Copy each line of the records that holds the string "modify".

● ● ● ●

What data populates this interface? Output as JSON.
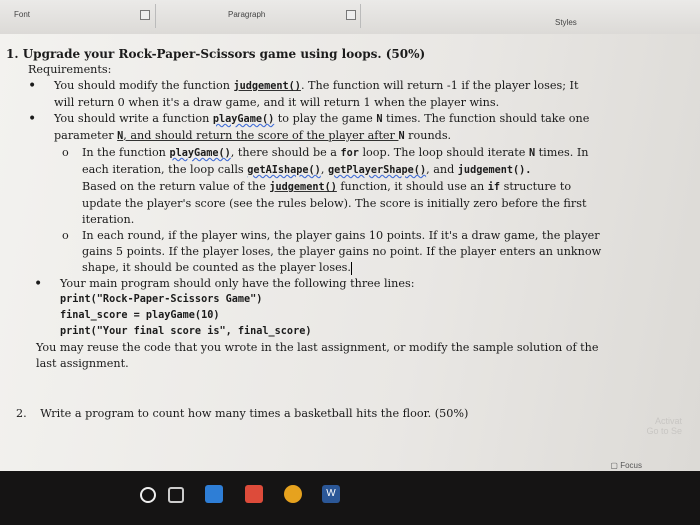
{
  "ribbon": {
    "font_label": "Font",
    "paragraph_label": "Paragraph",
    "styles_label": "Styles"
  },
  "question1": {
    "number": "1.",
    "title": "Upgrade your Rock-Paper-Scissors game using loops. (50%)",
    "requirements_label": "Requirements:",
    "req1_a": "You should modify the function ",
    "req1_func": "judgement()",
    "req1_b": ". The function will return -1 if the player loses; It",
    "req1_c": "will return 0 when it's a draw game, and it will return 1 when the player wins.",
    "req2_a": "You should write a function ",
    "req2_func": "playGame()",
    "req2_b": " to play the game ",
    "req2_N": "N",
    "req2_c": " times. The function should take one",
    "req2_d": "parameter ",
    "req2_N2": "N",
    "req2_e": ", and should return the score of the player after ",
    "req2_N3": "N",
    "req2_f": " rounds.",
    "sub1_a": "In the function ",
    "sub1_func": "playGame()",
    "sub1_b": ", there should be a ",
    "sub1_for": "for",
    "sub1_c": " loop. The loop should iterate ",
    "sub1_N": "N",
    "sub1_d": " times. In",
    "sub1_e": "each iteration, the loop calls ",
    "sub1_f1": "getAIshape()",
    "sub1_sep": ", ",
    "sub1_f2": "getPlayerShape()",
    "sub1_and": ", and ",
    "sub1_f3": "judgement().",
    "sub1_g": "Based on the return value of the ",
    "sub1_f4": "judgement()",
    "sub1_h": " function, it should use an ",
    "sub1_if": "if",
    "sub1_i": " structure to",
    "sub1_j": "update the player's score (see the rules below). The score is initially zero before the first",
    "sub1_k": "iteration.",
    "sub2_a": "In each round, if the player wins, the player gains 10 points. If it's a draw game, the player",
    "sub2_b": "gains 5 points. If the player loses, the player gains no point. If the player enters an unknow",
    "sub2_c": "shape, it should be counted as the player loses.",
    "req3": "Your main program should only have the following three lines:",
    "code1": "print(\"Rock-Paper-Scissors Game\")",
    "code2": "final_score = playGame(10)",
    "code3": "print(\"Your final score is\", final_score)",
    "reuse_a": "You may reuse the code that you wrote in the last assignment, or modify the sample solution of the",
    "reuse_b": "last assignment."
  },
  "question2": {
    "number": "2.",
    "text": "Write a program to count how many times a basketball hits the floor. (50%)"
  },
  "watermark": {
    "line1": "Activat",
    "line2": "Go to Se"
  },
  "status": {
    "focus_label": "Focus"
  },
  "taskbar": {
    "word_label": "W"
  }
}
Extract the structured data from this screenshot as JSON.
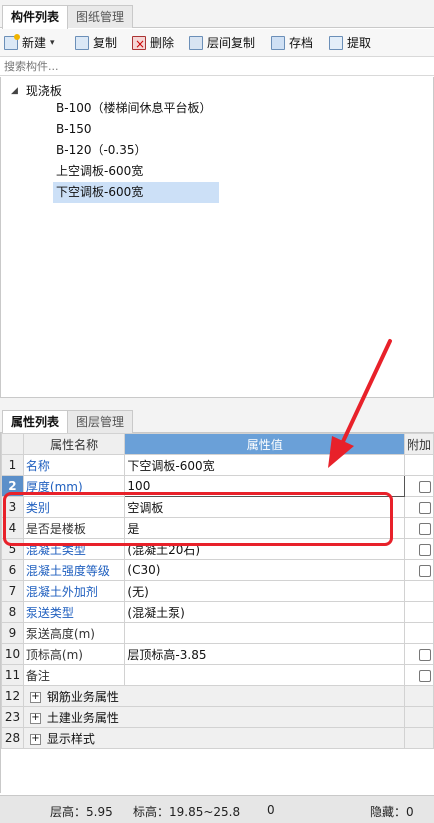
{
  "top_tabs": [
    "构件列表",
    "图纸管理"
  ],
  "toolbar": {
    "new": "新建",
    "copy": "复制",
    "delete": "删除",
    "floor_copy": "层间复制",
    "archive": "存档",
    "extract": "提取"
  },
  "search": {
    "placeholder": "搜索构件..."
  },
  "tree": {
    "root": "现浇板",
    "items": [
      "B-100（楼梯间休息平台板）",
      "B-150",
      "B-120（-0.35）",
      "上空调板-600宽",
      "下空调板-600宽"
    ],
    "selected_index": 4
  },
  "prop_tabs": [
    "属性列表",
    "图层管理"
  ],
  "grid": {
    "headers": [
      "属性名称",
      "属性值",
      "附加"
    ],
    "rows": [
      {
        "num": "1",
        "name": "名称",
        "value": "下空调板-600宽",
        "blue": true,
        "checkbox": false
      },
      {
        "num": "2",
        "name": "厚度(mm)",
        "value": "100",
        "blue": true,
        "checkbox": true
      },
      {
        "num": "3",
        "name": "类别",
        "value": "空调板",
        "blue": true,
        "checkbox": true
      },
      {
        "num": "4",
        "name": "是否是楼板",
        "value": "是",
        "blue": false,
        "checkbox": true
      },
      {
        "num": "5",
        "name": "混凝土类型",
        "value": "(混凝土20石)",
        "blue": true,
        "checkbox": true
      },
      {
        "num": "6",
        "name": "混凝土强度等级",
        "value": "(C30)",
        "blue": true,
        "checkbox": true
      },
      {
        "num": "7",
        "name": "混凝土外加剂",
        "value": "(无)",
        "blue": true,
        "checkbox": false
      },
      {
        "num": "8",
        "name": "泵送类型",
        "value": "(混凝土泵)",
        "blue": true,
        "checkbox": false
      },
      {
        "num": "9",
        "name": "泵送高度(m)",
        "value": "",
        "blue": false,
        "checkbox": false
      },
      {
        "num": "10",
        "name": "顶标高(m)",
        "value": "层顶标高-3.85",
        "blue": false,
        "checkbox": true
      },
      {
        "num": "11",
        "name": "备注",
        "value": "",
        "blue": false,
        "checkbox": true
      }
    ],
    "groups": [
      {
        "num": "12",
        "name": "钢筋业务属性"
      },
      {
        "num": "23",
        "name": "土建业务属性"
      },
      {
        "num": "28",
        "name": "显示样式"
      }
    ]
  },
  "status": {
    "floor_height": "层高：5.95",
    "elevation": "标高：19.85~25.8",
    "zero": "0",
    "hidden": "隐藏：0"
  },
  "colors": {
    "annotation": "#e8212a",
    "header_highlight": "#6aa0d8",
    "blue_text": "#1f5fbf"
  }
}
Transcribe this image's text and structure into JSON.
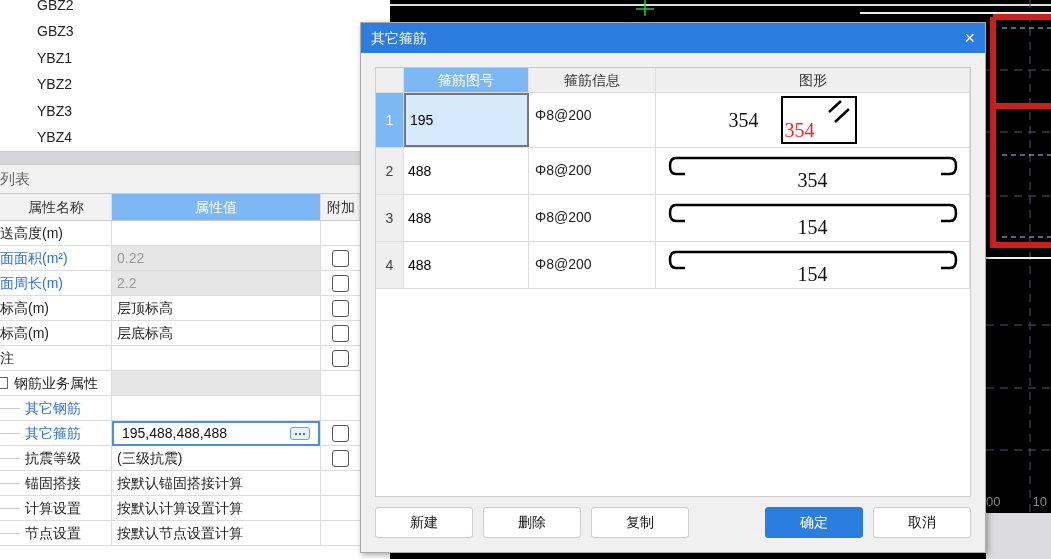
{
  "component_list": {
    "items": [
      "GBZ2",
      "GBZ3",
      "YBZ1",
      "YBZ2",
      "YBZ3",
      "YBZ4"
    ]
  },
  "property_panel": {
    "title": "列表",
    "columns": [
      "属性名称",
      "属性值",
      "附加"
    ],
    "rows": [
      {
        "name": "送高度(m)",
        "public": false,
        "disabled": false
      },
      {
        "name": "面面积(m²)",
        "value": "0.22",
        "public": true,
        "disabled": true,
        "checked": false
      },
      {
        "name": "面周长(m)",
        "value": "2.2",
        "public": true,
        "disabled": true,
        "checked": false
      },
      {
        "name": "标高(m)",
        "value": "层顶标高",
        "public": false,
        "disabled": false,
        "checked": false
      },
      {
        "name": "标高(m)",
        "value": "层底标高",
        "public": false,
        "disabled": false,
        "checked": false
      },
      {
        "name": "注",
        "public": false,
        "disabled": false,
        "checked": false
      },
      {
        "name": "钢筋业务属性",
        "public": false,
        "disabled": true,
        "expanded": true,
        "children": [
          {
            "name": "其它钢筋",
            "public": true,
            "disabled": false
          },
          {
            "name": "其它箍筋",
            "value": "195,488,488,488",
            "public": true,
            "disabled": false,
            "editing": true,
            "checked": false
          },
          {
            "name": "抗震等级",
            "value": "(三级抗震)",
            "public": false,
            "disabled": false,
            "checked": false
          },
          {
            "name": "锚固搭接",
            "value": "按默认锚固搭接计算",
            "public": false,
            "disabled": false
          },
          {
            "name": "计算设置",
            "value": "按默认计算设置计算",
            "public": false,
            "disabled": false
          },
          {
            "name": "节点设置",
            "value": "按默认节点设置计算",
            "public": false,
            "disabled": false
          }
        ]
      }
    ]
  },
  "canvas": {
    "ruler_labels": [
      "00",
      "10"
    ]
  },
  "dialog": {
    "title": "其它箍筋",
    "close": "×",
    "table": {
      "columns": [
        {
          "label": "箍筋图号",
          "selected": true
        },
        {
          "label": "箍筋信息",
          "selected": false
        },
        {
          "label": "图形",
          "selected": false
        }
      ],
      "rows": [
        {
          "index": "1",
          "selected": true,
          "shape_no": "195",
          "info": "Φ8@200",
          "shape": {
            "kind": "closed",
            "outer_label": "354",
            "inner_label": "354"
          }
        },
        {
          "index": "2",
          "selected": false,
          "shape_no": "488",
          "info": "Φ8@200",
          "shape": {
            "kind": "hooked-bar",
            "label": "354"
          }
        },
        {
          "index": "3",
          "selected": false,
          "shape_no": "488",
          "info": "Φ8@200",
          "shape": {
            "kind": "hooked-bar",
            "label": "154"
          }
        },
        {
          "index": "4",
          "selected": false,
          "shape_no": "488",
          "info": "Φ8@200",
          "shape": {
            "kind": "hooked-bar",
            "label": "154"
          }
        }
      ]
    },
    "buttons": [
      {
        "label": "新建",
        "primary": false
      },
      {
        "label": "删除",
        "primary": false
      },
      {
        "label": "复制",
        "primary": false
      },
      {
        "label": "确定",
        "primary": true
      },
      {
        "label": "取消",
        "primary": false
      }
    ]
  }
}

● ● ● ●

* Output for this exercise *
    "req1_a": "You should modify the function ",
    "reuse_a": "You may reuse the code that you wrote in the last assignment, or modify the sample solution of the",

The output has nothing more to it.